■ **Material for this exercise**
※ ※ ※

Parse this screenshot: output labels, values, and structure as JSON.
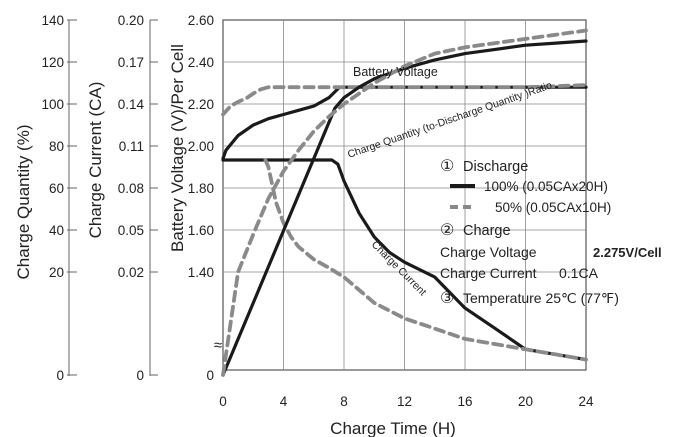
{
  "chart_data": {
    "type": "line",
    "xlabel": "Charge Time (H)",
    "x_ticks": [
      0,
      4,
      8,
      12,
      16,
      20,
      24
    ],
    "xlim": [
      0,
      24
    ],
    "axes": {
      "voltage": {
        "label": "Battery Voltage (V)/Per Cell",
        "ticks": [
          "2.60",
          "2.40",
          "2.20",
          "2.00",
          "1.80",
          "1.60",
          "1.40"
        ],
        "bottom_tick": "0",
        "break_mark": "≈"
      },
      "current": {
        "label": "Charge Current (CA)",
        "ticks": [
          "0.20",
          "0.17",
          "0.14",
          "0.11",
          "0.08",
          "0.05",
          "0.02"
        ],
        "bottom_tick": "0"
      },
      "quantity": {
        "label": "Charge Quantity (%)",
        "ticks": [
          "140",
          "120",
          "100",
          "80",
          "60",
          "40",
          "20"
        ],
        "bottom_tick": "0"
      }
    },
    "curve_labels": {
      "voltage": "Battery Voltage",
      "quantity": "Charge Quantity (to-Discharge Quantity )Ratio",
      "current": "Charge Current"
    },
    "legend": {
      "discharge_marker": "①",
      "discharge_title": "Discharge",
      "solid": "100% (0.05CAx20H)",
      "dashed": "50% (0.05CAx10H)",
      "charge_marker": "②",
      "charge_title": "Charge",
      "charge_voltage_label": "Charge Voltage",
      "charge_voltage_value": "2.275V/Cell",
      "charge_current_label": "Charge Current",
      "charge_current_value": "0.1CA",
      "temp_marker": "③",
      "temperature": "Temperature 25℃ (77℉)"
    },
    "series": [
      {
        "style": "solid",
        "quantity": "voltage",
        "x": [
          0,
          0.2,
          1,
          2,
          3,
          4,
          5,
          6,
          7,
          7.7,
          8,
          12,
          16,
          20,
          24
        ],
        "y": [
          1.94,
          1.98,
          2.05,
          2.1,
          2.13,
          2.15,
          2.17,
          2.19,
          2.23,
          2.28,
          2.28,
          2.28,
          2.28,
          2.28,
          2.28
        ]
      },
      {
        "style": "dashed",
        "quantity": "voltage",
        "x": [
          0,
          0.5,
          1,
          1.6,
          2,
          2.5,
          3,
          3.5,
          4,
          6,
          8,
          12,
          16,
          20,
          24
        ],
        "y": [
          2.15,
          2.19,
          2.21,
          2.23,
          2.25,
          2.27,
          2.28,
          2.28,
          2.28,
          2.28,
          2.28,
          2.28,
          2.28,
          2.28,
          2.29
        ]
      },
      {
        "style": "solid",
        "quantity": "current",
        "x": [
          0,
          0.2,
          7.2,
          7.6,
          8,
          9,
          10,
          11,
          12,
          14,
          16,
          18,
          20,
          22,
          24
        ],
        "y": [
          0.1,
          0.1,
          0.1,
          0.097,
          0.085,
          0.062,
          0.045,
          0.034,
          0.027,
          0.019,
          0.013,
          0.009,
          0.005,
          0.004,
          0.003
        ]
      },
      {
        "style": "dashed",
        "quantity": "current",
        "x": [
          2.8,
          3,
          3.2,
          3.5,
          4,
          4.5,
          5,
          6,
          7,
          8,
          10,
          12,
          14,
          16,
          18,
          20,
          22,
          24
        ],
        "y": [
          0.1,
          0.095,
          0.085,
          0.07,
          0.055,
          0.045,
          0.038,
          0.029,
          0.023,
          0.019,
          0.014,
          0.011,
          0.009,
          0.007,
          0.006,
          0.005,
          0.004,
          0.003
        ]
      },
      {
        "style": "solid",
        "quantity": "quantity",
        "x": [
          0,
          7.4,
          8,
          9,
          10,
          12,
          14,
          16,
          18,
          20,
          22,
          24
        ],
        "y": [
          0,
          98,
          103,
          108,
          112,
          117,
          121,
          124,
          126,
          128,
          129,
          130
        ]
      },
      {
        "style": "dashed",
        "quantity": "quantity",
        "x": [
          0,
          1,
          2,
          3,
          4,
          5,
          6,
          7,
          8,
          10,
          12,
          14,
          16,
          18,
          20,
          22,
          24
        ],
        "y": [
          0,
          20,
          38,
          55,
          68,
          78,
          87,
          94,
          100,
          110,
          118,
          124,
          127,
          129,
          131,
          133,
          135
        ]
      }
    ]
  }
}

※ ※ ※

■ **Problem**
Within the listing above, find every line containing the string "Battery" and return it.

■ **Complete answer**
        "label": "Battery Voltage (V)/Per Cell",
      "voltage": "Battery Voltage",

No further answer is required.